## BEGIN EXERCISE DATA

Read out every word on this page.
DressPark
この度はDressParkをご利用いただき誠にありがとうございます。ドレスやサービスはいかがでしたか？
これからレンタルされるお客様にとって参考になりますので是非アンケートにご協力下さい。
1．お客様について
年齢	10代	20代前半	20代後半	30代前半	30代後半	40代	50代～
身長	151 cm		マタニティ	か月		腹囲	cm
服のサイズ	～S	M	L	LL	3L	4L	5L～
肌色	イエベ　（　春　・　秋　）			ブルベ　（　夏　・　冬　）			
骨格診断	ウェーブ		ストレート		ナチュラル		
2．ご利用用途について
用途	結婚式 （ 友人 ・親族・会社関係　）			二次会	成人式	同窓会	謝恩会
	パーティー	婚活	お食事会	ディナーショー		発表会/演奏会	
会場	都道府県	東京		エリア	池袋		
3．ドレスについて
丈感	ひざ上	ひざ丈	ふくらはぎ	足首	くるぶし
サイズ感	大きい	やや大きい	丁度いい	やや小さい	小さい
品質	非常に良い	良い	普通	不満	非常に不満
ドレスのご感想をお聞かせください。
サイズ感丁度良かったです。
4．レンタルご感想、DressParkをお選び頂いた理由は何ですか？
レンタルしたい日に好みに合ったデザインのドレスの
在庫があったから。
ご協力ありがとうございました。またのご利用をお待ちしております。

## END EXERCISE DATA

• PROBLEM REQUIREMENTS
Each entry above is to be printed again exactly.

• COMPLETE RESPONSE
Read out every word on this page.
DressPark
この度はDressParkをご利用いただき誠にありがとうございます。ドレスやサービスはいかがでしたか？
これからレンタルされるお客様にとって参考になりますので是非アンケートにご協力下さい。
1．お客様について
年齢	10代	20代前半	20代後半	30代前半	30代後半	40代	50代～
身長	151 cm		マタニティ	か月		腹囲	cm
服のサイズ	～S	M	L	LL	3L	4L	5L～
肌色	イエベ　（　春　・　秋　）			ブルベ　（　夏　・　冬　）			
骨格診断	ウェーブ		ストレート		ナチュラル		
2．ご利用用途について
用途	結婚式 （ 友人 ・親族・会社関係　）			二次会	成人式	同窓会	謝恩会
	パーティー	婚活	お食事会	ディナーショー		発表会/演奏会	
会場	都道府県	東京		エリア	池袋		
3．ドレスについて
丈感	ひざ上	ひざ丈	ふくらはぎ	足首	くるぶし
サイズ感	大きい	やや大きい	丁度いい	やや小さい	小さい
品質	非常に良い	良い	普通	不満	非常に不満
ドレスのご感想をお聞かせください。
サイズ感丁度良かったです。
4．レンタルご感想、DressParkをお選び頂いた理由は何ですか？
レンタルしたい日に好みに合ったデザインのドレスの
在庫があったから。
ご協力ありがとうございました。またのご利用をお待ちしております。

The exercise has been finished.